Look for the string "Island" in every line, and copy each line that has it.

(Stored data)
=====

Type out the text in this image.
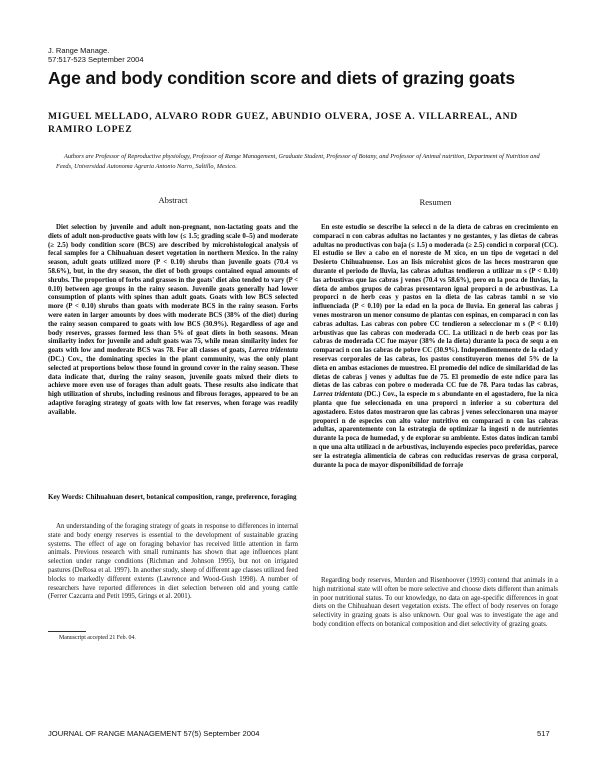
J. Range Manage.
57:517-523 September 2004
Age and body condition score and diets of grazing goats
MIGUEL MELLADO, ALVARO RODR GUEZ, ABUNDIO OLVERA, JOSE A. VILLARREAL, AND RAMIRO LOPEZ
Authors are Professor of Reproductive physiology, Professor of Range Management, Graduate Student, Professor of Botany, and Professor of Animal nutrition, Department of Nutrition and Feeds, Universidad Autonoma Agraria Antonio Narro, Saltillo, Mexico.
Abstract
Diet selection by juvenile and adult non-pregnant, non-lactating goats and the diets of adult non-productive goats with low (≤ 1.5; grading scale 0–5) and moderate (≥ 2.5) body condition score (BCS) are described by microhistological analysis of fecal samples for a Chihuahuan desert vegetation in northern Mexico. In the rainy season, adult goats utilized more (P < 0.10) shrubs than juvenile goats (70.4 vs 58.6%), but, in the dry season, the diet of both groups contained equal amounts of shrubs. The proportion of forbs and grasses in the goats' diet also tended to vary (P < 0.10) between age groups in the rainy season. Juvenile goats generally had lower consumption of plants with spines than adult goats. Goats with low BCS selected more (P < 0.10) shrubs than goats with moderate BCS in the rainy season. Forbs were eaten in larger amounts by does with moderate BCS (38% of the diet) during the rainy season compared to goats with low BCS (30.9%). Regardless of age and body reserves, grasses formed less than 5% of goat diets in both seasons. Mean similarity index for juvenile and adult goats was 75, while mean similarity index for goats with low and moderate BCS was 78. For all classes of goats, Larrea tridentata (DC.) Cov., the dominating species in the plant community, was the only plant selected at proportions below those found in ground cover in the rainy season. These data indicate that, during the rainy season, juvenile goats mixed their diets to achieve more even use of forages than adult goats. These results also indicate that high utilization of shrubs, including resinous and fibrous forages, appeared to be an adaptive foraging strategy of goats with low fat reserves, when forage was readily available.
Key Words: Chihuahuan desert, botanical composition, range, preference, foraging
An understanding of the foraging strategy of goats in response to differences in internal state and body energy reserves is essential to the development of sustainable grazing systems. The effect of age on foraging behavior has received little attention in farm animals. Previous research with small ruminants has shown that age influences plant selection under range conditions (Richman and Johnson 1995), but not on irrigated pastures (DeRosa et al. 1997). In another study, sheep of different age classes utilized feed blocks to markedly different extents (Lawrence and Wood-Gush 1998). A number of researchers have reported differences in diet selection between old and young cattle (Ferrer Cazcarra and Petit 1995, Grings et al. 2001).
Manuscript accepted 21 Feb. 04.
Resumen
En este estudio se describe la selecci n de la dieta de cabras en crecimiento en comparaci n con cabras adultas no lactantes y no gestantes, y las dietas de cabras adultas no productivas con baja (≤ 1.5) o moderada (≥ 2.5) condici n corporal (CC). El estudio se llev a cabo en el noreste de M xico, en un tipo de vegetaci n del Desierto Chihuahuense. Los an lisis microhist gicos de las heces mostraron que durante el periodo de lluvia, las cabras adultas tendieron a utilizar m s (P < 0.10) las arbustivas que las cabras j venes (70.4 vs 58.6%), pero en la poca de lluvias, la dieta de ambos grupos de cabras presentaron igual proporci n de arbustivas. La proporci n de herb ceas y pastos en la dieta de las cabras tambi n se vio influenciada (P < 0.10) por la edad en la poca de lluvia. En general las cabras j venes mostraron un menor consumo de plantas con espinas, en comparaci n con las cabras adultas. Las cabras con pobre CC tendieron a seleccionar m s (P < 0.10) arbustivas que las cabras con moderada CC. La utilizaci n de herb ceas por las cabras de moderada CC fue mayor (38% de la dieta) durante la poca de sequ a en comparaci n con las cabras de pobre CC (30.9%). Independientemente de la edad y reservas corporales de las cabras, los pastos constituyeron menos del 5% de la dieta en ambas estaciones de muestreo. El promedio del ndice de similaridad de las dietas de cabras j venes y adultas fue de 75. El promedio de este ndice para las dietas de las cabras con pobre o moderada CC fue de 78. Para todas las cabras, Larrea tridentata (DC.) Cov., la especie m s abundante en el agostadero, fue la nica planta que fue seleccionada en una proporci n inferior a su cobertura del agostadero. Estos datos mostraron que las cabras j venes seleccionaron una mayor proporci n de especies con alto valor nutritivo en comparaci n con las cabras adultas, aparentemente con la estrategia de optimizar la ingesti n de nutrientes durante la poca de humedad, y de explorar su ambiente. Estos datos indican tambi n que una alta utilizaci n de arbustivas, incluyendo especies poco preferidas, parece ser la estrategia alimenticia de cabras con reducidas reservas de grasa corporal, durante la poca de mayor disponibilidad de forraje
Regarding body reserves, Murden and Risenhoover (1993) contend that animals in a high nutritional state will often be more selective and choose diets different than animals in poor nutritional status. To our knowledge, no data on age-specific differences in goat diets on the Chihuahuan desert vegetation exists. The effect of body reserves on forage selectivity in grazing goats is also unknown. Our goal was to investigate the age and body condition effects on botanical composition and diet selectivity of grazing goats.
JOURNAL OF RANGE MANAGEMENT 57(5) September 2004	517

=====

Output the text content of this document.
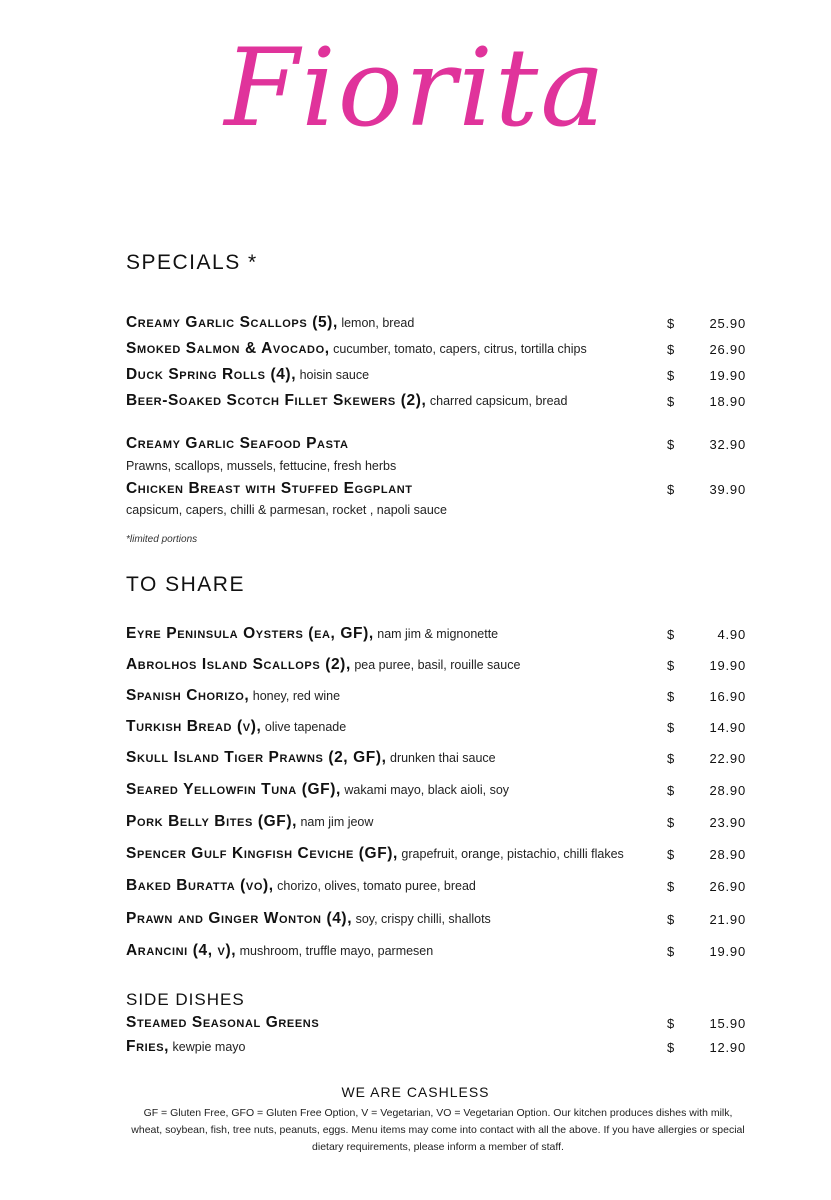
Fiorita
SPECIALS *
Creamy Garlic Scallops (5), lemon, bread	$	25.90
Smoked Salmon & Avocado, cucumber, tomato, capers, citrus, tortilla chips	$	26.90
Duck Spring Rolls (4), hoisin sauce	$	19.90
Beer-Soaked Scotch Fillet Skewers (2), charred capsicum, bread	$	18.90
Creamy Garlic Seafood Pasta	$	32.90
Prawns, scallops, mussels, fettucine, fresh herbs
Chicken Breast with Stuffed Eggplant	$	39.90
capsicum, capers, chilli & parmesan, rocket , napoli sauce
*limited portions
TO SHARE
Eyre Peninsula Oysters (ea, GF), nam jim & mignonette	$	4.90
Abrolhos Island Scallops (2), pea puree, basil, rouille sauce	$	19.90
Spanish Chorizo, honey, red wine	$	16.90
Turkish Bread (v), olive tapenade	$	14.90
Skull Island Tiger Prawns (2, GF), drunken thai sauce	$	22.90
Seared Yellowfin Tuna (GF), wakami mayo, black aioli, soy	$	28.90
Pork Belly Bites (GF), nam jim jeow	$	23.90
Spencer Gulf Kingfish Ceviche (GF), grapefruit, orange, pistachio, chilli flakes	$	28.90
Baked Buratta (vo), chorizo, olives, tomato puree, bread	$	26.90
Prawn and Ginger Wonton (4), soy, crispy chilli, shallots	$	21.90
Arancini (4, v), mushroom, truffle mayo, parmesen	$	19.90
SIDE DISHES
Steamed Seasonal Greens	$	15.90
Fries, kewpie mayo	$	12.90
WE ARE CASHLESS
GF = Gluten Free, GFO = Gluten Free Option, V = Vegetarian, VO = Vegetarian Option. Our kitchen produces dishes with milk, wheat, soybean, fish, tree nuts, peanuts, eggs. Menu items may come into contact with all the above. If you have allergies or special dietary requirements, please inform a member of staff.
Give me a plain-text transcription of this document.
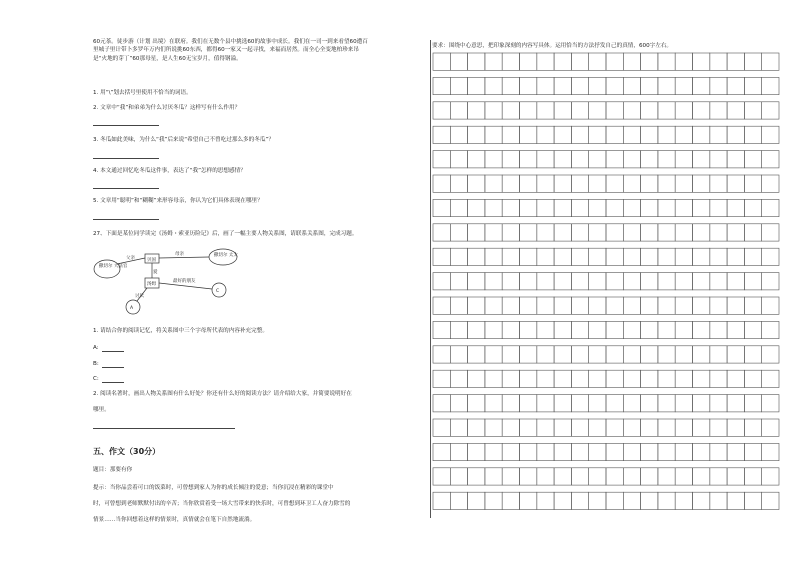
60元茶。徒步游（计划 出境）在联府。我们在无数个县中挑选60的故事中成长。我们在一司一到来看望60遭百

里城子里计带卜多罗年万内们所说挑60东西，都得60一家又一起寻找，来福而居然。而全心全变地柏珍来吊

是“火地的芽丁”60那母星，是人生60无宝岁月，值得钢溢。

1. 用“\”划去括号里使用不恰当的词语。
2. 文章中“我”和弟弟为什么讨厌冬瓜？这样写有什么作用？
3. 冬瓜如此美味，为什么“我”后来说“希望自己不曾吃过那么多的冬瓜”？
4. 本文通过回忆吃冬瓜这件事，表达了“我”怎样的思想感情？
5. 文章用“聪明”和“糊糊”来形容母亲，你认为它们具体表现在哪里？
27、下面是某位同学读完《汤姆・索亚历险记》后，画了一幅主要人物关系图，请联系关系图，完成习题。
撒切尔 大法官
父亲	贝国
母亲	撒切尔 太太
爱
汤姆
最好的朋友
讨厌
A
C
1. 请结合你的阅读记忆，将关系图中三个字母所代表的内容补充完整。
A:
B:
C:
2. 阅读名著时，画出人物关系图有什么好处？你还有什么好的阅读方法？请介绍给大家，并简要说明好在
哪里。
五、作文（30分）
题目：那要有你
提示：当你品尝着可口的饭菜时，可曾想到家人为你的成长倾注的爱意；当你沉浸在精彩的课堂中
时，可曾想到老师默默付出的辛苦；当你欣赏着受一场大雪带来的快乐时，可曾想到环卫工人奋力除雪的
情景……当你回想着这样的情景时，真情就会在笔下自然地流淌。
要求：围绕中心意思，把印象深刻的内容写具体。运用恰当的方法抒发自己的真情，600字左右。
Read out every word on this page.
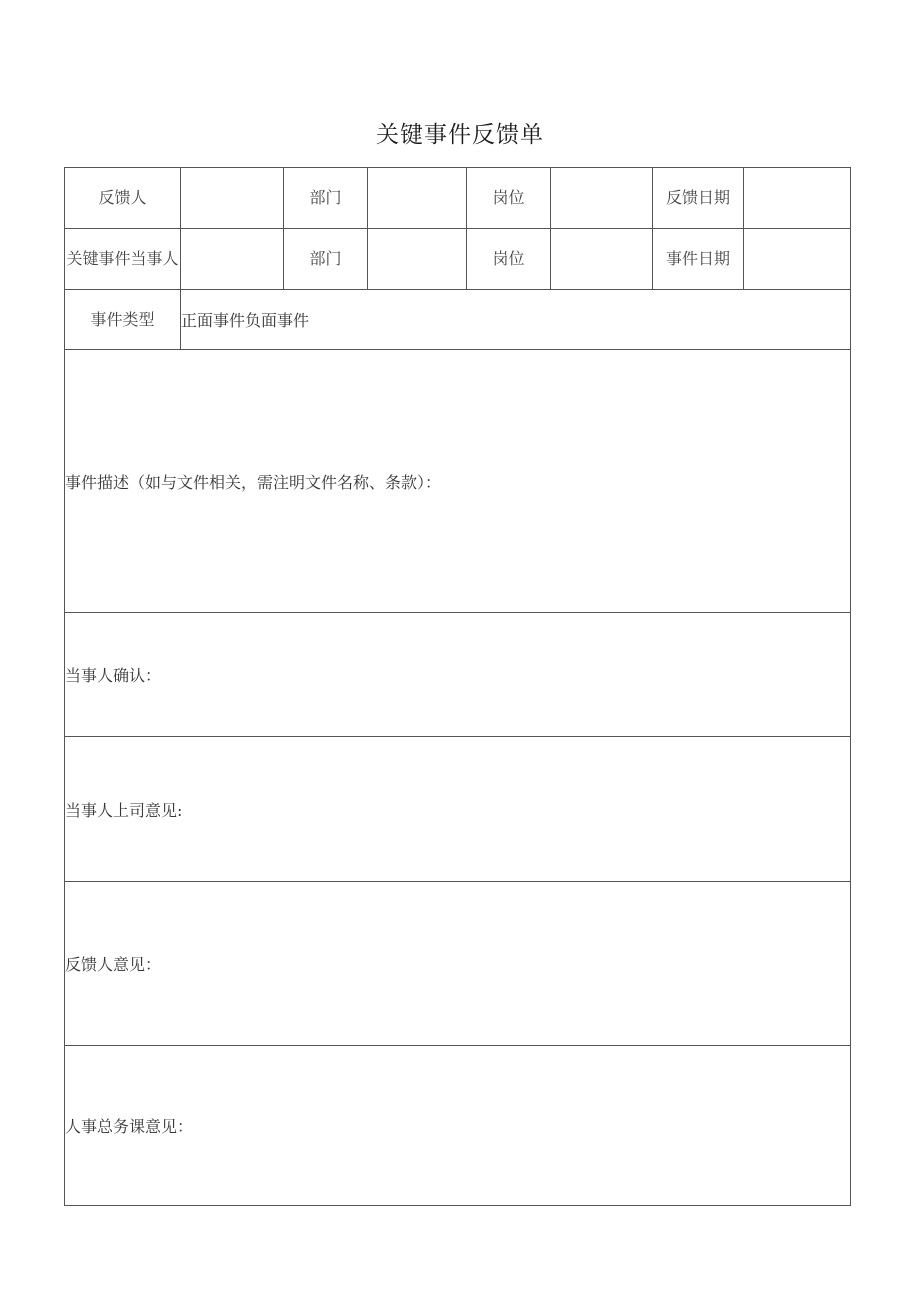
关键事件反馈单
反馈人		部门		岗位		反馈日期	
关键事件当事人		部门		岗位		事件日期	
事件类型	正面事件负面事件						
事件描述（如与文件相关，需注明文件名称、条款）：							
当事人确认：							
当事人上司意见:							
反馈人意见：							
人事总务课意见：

=====

__Written answer__:
Abrolhos Island Scallops (2), pea puree, basil, rouille sauce	$	19.90
Skull Island Tiger Prawns (2, GF), drunken thai sauce	$	22.90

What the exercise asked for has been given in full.